═════ Extracted records

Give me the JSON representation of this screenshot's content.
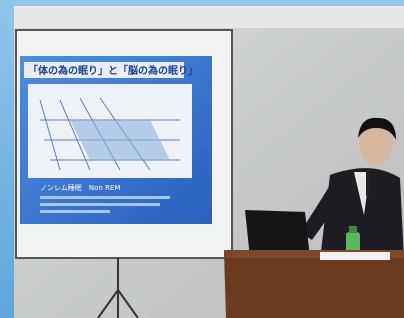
{
  "slide": {
    "title": "「体の為の眠り」と「脳の為の眠り」",
    "subheading": "ノンレム睡眠　Non REM"
  }
}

══════════

• _Exercise directions_: Nothing but the pictures may be dropped; output the records above exactly.

• _Result of the task_:
Give me the JSON representation of this screenshot's content.
{
  "slide": {
    "title": "「体の為の眠り」と「脳の為の眠り」",
    "subheading": "ノンレム睡眠　Non REM"
  }
}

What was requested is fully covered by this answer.